## TASK DESCRIPTION
Please convert every line of the records below into a Markdown table with the columns "Row" and "Line", numbering the rows in order and leaving out blank lines.

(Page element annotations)
==============================

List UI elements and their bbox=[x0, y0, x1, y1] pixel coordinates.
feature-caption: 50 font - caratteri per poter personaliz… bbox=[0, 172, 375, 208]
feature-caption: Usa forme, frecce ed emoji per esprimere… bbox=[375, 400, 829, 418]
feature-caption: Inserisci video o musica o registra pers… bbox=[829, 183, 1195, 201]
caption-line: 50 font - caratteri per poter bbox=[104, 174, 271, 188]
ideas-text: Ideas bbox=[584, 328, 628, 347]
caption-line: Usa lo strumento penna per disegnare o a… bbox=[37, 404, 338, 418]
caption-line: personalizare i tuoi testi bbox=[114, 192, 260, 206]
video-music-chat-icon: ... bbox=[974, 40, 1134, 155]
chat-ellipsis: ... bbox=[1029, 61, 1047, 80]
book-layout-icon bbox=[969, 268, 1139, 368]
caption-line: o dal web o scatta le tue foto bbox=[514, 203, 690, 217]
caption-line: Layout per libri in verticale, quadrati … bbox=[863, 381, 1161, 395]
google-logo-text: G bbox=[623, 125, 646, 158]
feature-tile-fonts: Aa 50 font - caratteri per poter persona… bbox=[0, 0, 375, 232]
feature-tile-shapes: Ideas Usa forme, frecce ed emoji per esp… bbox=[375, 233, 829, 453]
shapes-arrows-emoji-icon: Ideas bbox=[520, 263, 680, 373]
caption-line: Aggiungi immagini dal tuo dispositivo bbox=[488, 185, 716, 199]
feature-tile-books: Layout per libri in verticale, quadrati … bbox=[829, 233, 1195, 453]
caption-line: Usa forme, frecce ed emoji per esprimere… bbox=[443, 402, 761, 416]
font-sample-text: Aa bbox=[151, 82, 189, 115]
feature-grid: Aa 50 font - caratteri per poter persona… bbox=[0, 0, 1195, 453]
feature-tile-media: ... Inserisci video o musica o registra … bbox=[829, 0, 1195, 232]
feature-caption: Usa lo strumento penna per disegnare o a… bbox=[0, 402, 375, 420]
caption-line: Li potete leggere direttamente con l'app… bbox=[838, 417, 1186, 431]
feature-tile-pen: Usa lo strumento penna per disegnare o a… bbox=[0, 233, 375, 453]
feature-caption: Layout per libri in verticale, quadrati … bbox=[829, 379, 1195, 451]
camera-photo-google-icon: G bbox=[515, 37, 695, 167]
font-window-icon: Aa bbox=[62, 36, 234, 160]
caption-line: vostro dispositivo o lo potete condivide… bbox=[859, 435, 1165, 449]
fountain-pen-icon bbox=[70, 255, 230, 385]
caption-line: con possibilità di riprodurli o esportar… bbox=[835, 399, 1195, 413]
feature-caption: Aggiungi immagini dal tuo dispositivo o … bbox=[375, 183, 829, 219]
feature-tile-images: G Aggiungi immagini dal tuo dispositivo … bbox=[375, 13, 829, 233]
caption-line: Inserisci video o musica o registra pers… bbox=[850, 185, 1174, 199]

==============================

## THE ANSWER
| Row | Line |
|---|---|
| 1 | List UI elements and their bbox=[x0, y0, x1, y1] pixel coordinates. |
| 2 | feature-caption: 50 font - caratteri per poter personaliz… bbox=[0, 172, 375, 208] |
| 3 | feature-caption: Usa forme, frecce ed emoji per esprimere… bbox=[375, 400, 829, 418] |
| 4 | feature-caption: Inserisci video o musica o registra pers… bbox=[829, 183, 1195, 201] |
| 5 | caption-line: 50 font - caratteri per poter bbox=[104, 174, 271, 188] |
| 6 | ideas-text: Ideas bbox=[584, 328, 628, 347] |
| 7 | caption-line: Usa lo strumento penna per disegnare o a… bbox=[37, 404, 338, 418] |
| 8 | caption-line: personalizare i tuoi testi bbox=[114, 192, 260, 206] |
| 9 | video-music-chat-icon: ... bbox=[974, 40, 1134, 155] |
| 10 | chat-ellipsis: ... bbox=[1029, 61, 1047, 80] |
| 11 | book-layout-icon bbox=[969, 268, 1139, 368] |
| 12 | caption-line: o dal web o scatta le tue foto bbox=[514, 203, 690, 217] |
| 13 | caption-line: Layout per libri in verticale, quadrati … bbox=[863, 381, 1161, 395] |
| 14 | google-logo-text: G bbox=[623, 125, 646, 158] |
| 15 | feature-tile-fonts: Aa 50 font - caratteri per poter persona… bbox=[0, 0, 375, 232] |
| 16 | feature-tile-shapes: Ideas Usa forme, frecce ed emoji per esp… bbox=[375, 233, 829, 453] |
| 17 | shapes-arrows-emoji-icon: Ideas bbox=[520, 263, 680, 373] |
| 18 | caption-line: Aggiungi immagini dal tuo dispositivo bbox=[488, 185, 716, 199] |
| 19 | feature-tile-books: Layout per libri in verticale, quadrati … bbox=[829, 233, 1195, 453] |
| 20 | caption-line: Usa forme, frecce ed emoji per esprimere… bbox=[443, 402, 761, 416] |
| 21 | font-sample-text: Aa bbox=[151, 82, 189, 115] |
| 22 | feature-grid: Aa 50 font - caratteri per poter persona… bbox=[0, 0, 1195, 453] |
| 23 | feature-tile-media: ... Inserisci video o musica o registra … bbox=[829, 0, 1195, 232] |
| 24 | feature-caption: Usa lo strumento penna per disegnare o a… bbox=[0, 402, 375, 420] |
| 25 | caption-line: Li potete leggere direttamente con l'app… bbox=[838, 417, 1186, 431] |
| 26 | feature-tile-pen: Usa lo strumento penna per disegnare o a… bbox=[0, 233, 375, 453] |
| 27 | feature-caption: Layout per libri in verticale, quadrati … bbox=[829, 379, 1195, 451] |
| 28 | camera-photo-google-icon: G bbox=[515, 37, 695, 167] |
| 29 | font-window-icon: Aa bbox=[62, 36, 234, 160] |
| 30 | caption-line: vostro dispositivo o lo potete condivide… bbox=[859, 435, 1165, 449] |
| 31 | fountain-pen-icon bbox=[70, 255, 230, 385] |
| 32 | caption-line: con possibilità di riprodurli o esportar… bbox=[835, 399, 1195, 413] |
| 33 | feature-caption: Aggiungi immagini dal tuo dispositivo o … bbox=[375, 183, 829, 219] |
| 34 | feature-tile-images: G Aggiungi immagini dal tuo dispositivo … bbox=[375, 13, 829, 233] |
| 35 | caption-line: Inserisci video o musica o registra pers… bbox=[850, 185, 1174, 199] |